■ Work task
In the listing below, find every line with the string "right" and pull it out.
┄┄┄┄┄┄
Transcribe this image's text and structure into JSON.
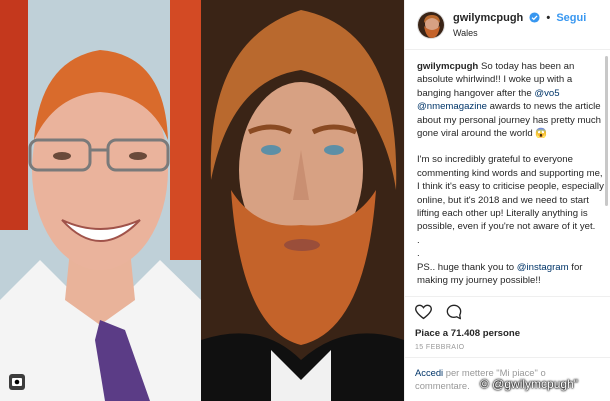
{
  "post": {
    "username": "gwilymcpugh",
    "follow_label": "Segui",
    "separator": "•",
    "location": "Wales",
    "caption": {
      "author": "gwilymcpugh",
      "p1_text_a": " So today has been an absolute whirlwind!! I woke up with a banging hangover after the ",
      "p1_mention1": "@vo5",
      "p1_text_b": " ",
      "p1_mention2": "@nmemagazine",
      "p1_text_c": " awards to news the article about my personal journey has pretty much gone viral around the world 😱",
      "p2": "I'm so incredibly grateful to everyone commenting kind words and supporting me, I think it's easy to criticise people, especially online, but it's 2018 and we need to start lifting each other up! Literally anything is possible, even if you're not aware of it yet.",
      "dot1": ".",
      "dot2": ".",
      "p3_text_a": "PS.. huge thank you to ",
      "p3_mention": "@instagram",
      "p3_text_b": " for making my journey possible!!",
      "dot3": ".",
      "dot4": "."
    },
    "likes_text": "Piace a 71.408 persone",
    "date_text": "15 FEBBRAIO",
    "comment_login": "Accedi",
    "comment_rest": " per mettere \"Mi piace\" o commentare."
  },
  "watermark": "© @gwilymcpugh\"",
  "icons": {
    "verified": "verified-badge-icon",
    "like": "heart-icon",
    "comment": "comment-bubble-icon",
    "gallery": "gallery-icon"
  },
  "colors": {
    "link": "#003569",
    "follow": "#3897f0",
    "verified": "#3897f0",
    "text": "#262626",
    "muted": "#999999"
  }
}
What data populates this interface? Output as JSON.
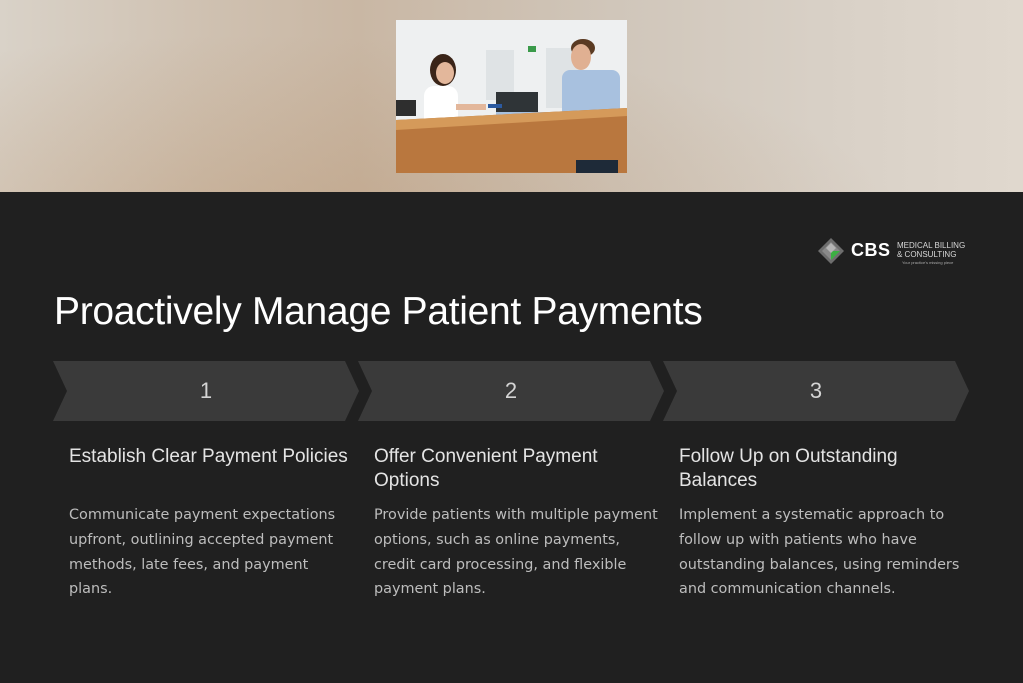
{
  "page": {
    "title": "Proactively Manage Patient Payments"
  },
  "logo": {
    "abbr": "CBS",
    "line1": "MEDICAL BILLING",
    "line2": "& CONSULTING",
    "tagline": "Your practice's missing piece"
  },
  "steps": [
    {
      "number": "1",
      "title": "Establish Clear Payment Policies",
      "description": "Communicate payment expectations upfront, outlining accepted payment methods, late fees, and payment plans."
    },
    {
      "number": "2",
      "title": "Offer Convenient Payment Options",
      "description": "Provide patients with multiple payment options, such as online payments, credit card processing, and flexible payment plans."
    },
    {
      "number": "3",
      "title": "Follow Up on Outstanding Balances",
      "description": "Implement a systematic approach to follow up with patients who have outstanding balances, using reminders and communication channels."
    }
  ],
  "colors": {
    "background": "#202020",
    "chevron": "#3a3a3a",
    "accent_green": "#3cb043"
  }
}
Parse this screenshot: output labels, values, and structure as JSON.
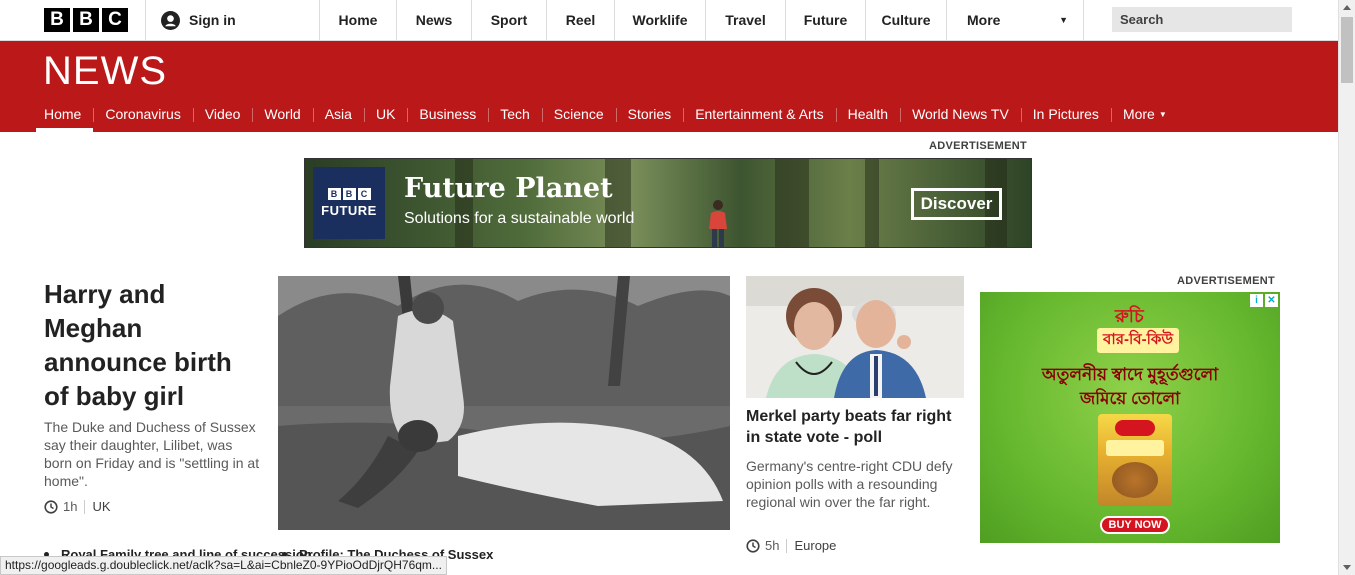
{
  "topbar": {
    "logo_letters": [
      "B",
      "B",
      "C"
    ],
    "signin_label": "Sign in",
    "nav": [
      {
        "label": "Home"
      },
      {
        "label": "News"
      },
      {
        "label": "Sport"
      },
      {
        "label": "Reel"
      },
      {
        "label": "Worklife"
      },
      {
        "label": "Travel"
      },
      {
        "label": "Future"
      },
      {
        "label": "Culture"
      }
    ],
    "more_label": "More",
    "search_placeholder": "Search"
  },
  "news_header": {
    "logo_text": "NEWS",
    "brand_color": "#bb1919",
    "sections": [
      {
        "label": "Home",
        "active": true
      },
      {
        "label": "Coronavirus"
      },
      {
        "label": "Video"
      },
      {
        "label": "World"
      },
      {
        "label": "Asia"
      },
      {
        "label": "UK"
      },
      {
        "label": "Business"
      },
      {
        "label": "Tech"
      },
      {
        "label": "Science"
      },
      {
        "label": "Stories"
      },
      {
        "label": "Entertainment & Arts"
      },
      {
        "label": "Health"
      },
      {
        "label": "World News TV"
      },
      {
        "label": "In Pictures"
      }
    ],
    "more_label": "More"
  },
  "banner_ad": {
    "label": "ADVERTISEMENT",
    "badge_letters": [
      "B",
      "B",
      "C"
    ],
    "badge_word": "FUTURE",
    "title": "Future Planet",
    "subtitle": "Solutions for a sustainable world",
    "cta": "Discover"
  },
  "lead_story": {
    "headline": "Harry and Meghan announce birth of baby girl",
    "summary": "The Duke and Duchess of Sussex say their daughter, Lilibet, was born on Friday and is \"settling in at home\".",
    "time": "1h",
    "tag": "UK",
    "related": [
      "Royal Family tree and line of succession",
      "Profile: The Duchess of Sussex"
    ]
  },
  "second_story": {
    "headline": "Merkel party beats far right in state vote - poll",
    "summary": "Germany's centre-right CDU defy opinion polls with a resounding regional win over the far right.",
    "time": "5h",
    "tag": "Europe"
  },
  "side_ad": {
    "label": "ADVERTISEMENT",
    "brand": "রুচি",
    "product": "বার-বি-কিউ",
    "line1": "অতুলনীয় স্বাদে মুহূর্তগুলো",
    "line2": "জমিয়ে তোলো",
    "cta": "BUY NOW"
  },
  "status_bar": {
    "url": "https://googleads.g.doubleclick.net/aclk?sa=L&ai=CbnleZ0-9YPioOdDjrQH76qm..."
  }
}
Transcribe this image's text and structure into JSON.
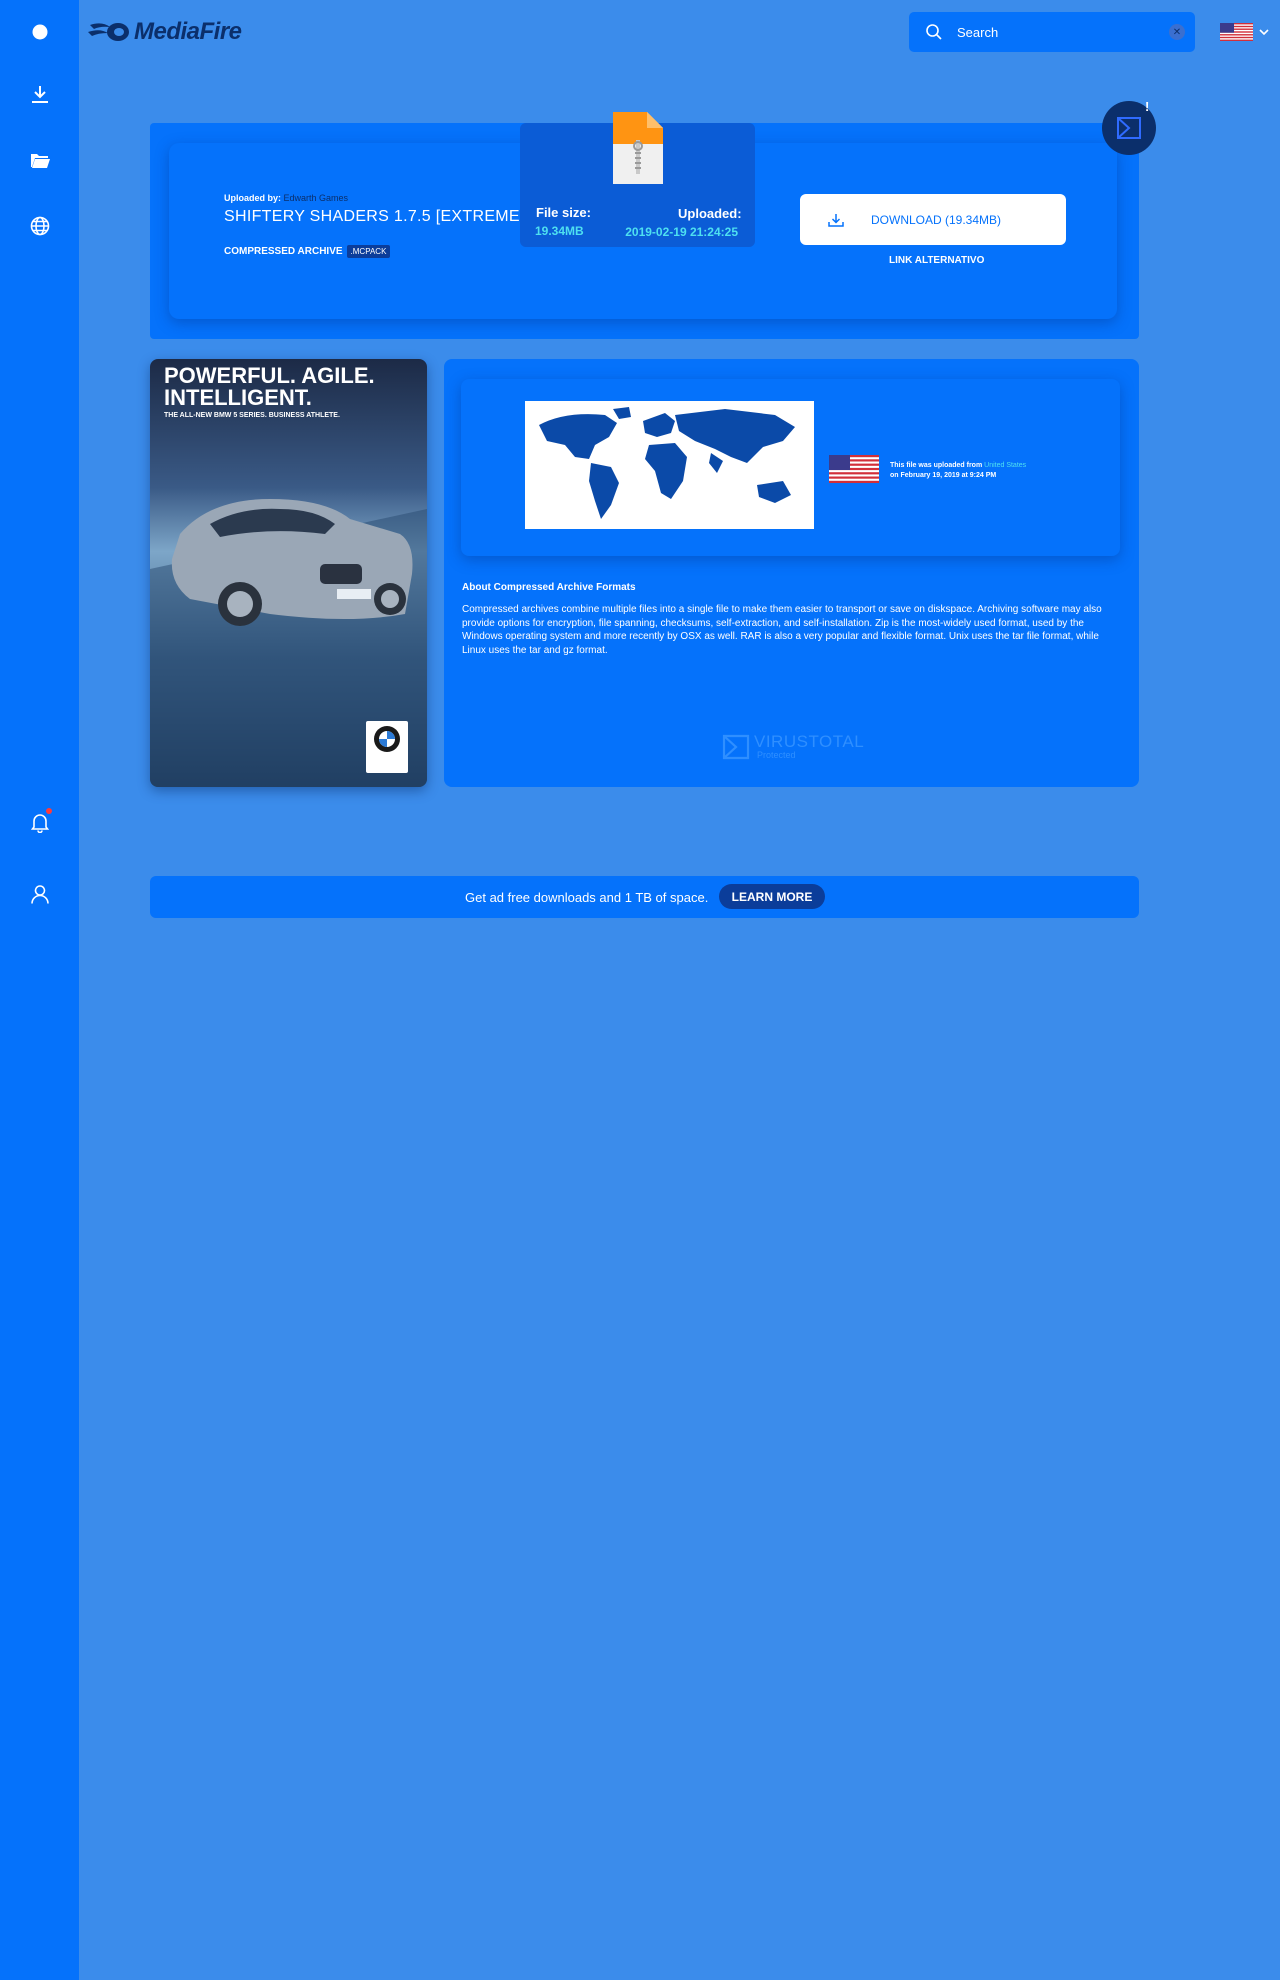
{
  "brand": {
    "name": "MediaFire"
  },
  "search": {
    "placeholder": "Search"
  },
  "file": {
    "uploaded_by_label": "Uploaded by:",
    "uploader": "Edwarth Games",
    "title": "SHIFTERY SHADERS 1.7.5 [EXTREME]",
    "type_label": "COMPRESSED ARCHIVE",
    "extension": ".MCPACK",
    "size_label": "File size:",
    "size_value": "19.34MB",
    "uploaded_label": "Uploaded:",
    "uploaded_value": "2019-02-19 21:24:25"
  },
  "actions": {
    "download_label": "DOWNLOAD (19.34MB)",
    "alt_link_label": "LINK ALTERNATIVO"
  },
  "virustotal": {
    "alert": "!",
    "name": "VIRUSTOTAL",
    "status": "Protected"
  },
  "ad": {
    "headline_1": "POWERFUL. AGILE.",
    "headline_2": "INTELLIGENT.",
    "subline": "THE ALL-NEW BMW 5 SERIES. BUSINESS ATHLETE."
  },
  "location": {
    "prefix": "This file was uploaded from",
    "country": "United States",
    "date_line": "on February 19, 2019 at 9:24 PM"
  },
  "about": {
    "title": "About Compressed Archive Formats",
    "text": "Compressed archives combine multiple files into a single file to make them easier to transport or save on diskspace. Archiving software may also provide options for encryption, file spanning, checksums, self-extraction, and self-installation. Zip is the most-widely used format, used by the Windows operating system and more recently by OSX as well. RAR is also a very popular and flexible format. Unix uses the tar file format, while Linux uses the tar and gz format."
  },
  "promo": {
    "text": "Get ad free downloads and 1 TB of space.",
    "button_label": "LEARN MORE"
  },
  "colors": {
    "page_bg": "#3b8ceb",
    "sidebar_bg": "#0572fb",
    "panel_bg": "#0572fb",
    "accent_text": "#4ee0f0",
    "dark_navy": "#0b2f6b",
    "map_land": "#0b4aa8"
  },
  "icons": {
    "sidebar": [
      "circle-icon",
      "download-icon",
      "folder-icon",
      "globe-icon",
      "bell-icon",
      "user-icon"
    ],
    "header": [
      "logo-icon",
      "search-icon",
      "clear-icon",
      "us-flag-icon",
      "chevron-down-icon"
    ]
  }
}
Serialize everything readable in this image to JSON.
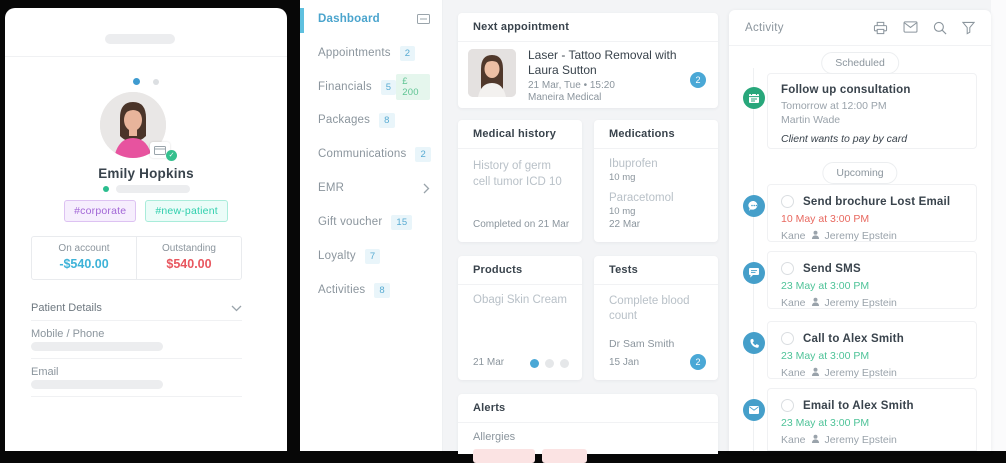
{
  "colors": {
    "accent_blue": "#4aa4cd",
    "badge_blue_bg": "#e9f5fa",
    "money_green": "#5ec493",
    "scheduled_green": "#28a77b",
    "alert_pink": "#fbe3e3",
    "on_account_teal": "#3eb3d8",
    "outstanding_red": "#e8575f",
    "time_red": "#e8685f",
    "time_green": "#4ec398"
  },
  "patient": {
    "name": "Emily Hopkins",
    "tags": [
      {
        "label": "#corporate"
      },
      {
        "label": "#new-patient"
      }
    ],
    "account": [
      {
        "label": "On account",
        "value": "-$540.00",
        "color": "#3eb3d8"
      },
      {
        "label": "Outstanding",
        "value": "$540.00",
        "color": "#e8575f"
      }
    ],
    "details_title": "Patient Details",
    "fields": [
      {
        "label": "Mobile / Phone"
      },
      {
        "label": "Email"
      }
    ]
  },
  "sidebar": {
    "items": [
      {
        "label": "Dashboard",
        "active": true,
        "trailing_icon": "card-icon"
      },
      {
        "label": "Appointments",
        "badge": "2"
      },
      {
        "label": "Financials",
        "badge": "5",
        "money_badge": "£ 200"
      },
      {
        "label": "Packages",
        "badge": "8"
      },
      {
        "label": "Communications",
        "badge": "2"
      },
      {
        "label": "EMR",
        "trailing_icon": "chevron-right-icon"
      },
      {
        "label": "Gift voucher",
        "badge": "15"
      },
      {
        "label": "Loyalty",
        "badge": "7"
      },
      {
        "label": "Activities",
        "badge": "8"
      }
    ]
  },
  "cards": {
    "next_appointment": {
      "title": "Next appointment",
      "appointment_title": "Laser - Tattoo Removal with Laura Sutton",
      "datetime": "21 Mar, Tue • 15:20",
      "location": "Maneira Medical",
      "badge": "2"
    },
    "medical_history": {
      "title": "Medical history",
      "entry": "History of germ cell tumor ICD 10",
      "footer": "Completed on 21 Mar"
    },
    "medications": {
      "title": "Medications",
      "items": [
        {
          "name": "Ibuprofen",
          "dose": "10 mg"
        },
        {
          "name": "Paracetomol",
          "dose": "10 mg"
        }
      ],
      "footer": "22 Mar"
    },
    "products": {
      "title": "Products",
      "entry": "Obagi Skin Cream",
      "footer": "21 Mar"
    },
    "tests": {
      "title": "Tests",
      "entry": "Complete blood count",
      "doctor": "Dr Sam Smith",
      "footer": "15 Jan",
      "badge": "2"
    },
    "alerts": {
      "title": "Alerts",
      "section_label": "Allergies"
    }
  },
  "activity": {
    "title": "Activity",
    "header_icons": [
      "printer-icon",
      "mail-icon",
      "search-icon",
      "filter-icon"
    ],
    "scheduled_label": "Scheduled",
    "upcoming_label": "Upcoming",
    "scheduled": [
      {
        "icon": "calendar-icon",
        "title": "Follow up consultation",
        "time": "Tomorrow at 12:00 PM",
        "person": "Martin Wade",
        "note": "Client wants to pay by card"
      }
    ],
    "upcoming": [
      {
        "icon": "chat-dots-icon",
        "title": "Send brochure Lost Email",
        "time": "10 May at 3:00 PM",
        "time_color": "#e8685f",
        "assignee": "Kane",
        "owner": "Jeremy Epstein"
      },
      {
        "icon": "sms-icon",
        "title": "Send SMS",
        "time": "23 May at 3:00 PM",
        "time_color": "#4ec398",
        "assignee": "Kane",
        "owner": "Jeremy Epstein"
      },
      {
        "icon": "phone-icon",
        "title": "Call to Alex Smith",
        "time": "23 May at 3:00 PM",
        "time_color": "#4ec398",
        "assignee": "Kane",
        "owner": "Jeremy Epstein"
      },
      {
        "icon": "envelope-icon",
        "title": "Email to Alex Smith",
        "time": "23 May at 3:00 PM",
        "time_color": "#4ec398",
        "assignee": "Kane",
        "owner": "Jeremy Epstein"
      }
    ]
  }
}
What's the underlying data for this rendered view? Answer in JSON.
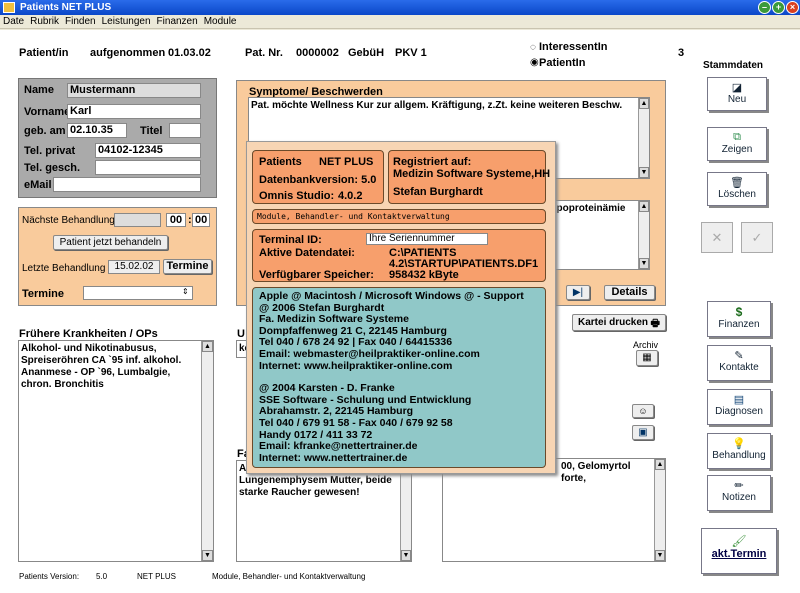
┄┄┄┄┄┄
■ Answer area
    "headline": "Merkel party beats far right in state vote - poll",
    "summary": "Germany's centre-right CDU defy opinion polls with a resounding regional win over the far right.",
        "trailing_icon": "chevron-right-icon"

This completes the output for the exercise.